Your task: Locate the string "text" in the records below. Copy every line where it occurs.

Material provided:
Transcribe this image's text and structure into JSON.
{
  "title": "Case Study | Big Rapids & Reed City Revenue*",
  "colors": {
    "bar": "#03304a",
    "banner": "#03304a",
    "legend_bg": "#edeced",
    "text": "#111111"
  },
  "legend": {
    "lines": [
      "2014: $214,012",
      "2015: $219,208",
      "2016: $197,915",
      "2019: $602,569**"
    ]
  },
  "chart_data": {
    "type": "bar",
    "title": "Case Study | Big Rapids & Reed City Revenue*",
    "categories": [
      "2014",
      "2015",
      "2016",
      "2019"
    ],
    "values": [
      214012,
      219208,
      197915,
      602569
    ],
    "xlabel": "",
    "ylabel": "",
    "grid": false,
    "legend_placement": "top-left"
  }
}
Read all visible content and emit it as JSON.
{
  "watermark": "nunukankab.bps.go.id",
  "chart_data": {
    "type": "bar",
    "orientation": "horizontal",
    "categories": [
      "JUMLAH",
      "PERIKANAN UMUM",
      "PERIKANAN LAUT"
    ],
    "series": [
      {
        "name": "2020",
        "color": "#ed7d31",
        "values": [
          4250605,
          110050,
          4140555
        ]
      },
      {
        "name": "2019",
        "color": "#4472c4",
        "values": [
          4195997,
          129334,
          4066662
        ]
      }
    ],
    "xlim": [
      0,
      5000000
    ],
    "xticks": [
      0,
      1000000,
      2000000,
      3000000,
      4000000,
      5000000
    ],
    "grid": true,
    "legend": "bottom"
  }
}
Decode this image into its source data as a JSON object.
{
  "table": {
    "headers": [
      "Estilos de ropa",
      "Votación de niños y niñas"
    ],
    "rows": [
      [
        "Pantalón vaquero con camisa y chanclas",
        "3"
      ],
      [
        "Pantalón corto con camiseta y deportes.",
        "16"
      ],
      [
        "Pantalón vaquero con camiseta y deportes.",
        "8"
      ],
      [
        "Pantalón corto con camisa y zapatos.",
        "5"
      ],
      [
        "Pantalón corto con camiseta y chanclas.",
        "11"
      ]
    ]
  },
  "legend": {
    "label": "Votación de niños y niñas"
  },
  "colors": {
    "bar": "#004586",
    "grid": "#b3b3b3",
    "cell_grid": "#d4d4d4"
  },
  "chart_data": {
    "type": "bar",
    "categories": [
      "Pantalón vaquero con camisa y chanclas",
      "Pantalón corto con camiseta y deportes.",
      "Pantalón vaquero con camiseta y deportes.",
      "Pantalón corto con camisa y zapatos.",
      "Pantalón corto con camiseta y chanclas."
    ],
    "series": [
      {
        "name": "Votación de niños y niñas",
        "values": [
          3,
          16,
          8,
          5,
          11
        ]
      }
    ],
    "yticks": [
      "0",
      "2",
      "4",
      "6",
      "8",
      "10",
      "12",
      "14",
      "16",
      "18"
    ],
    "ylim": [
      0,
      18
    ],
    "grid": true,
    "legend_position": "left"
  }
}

Complete answer:
Transcribe this image's text and structure into JSON.
    "text": "#111111"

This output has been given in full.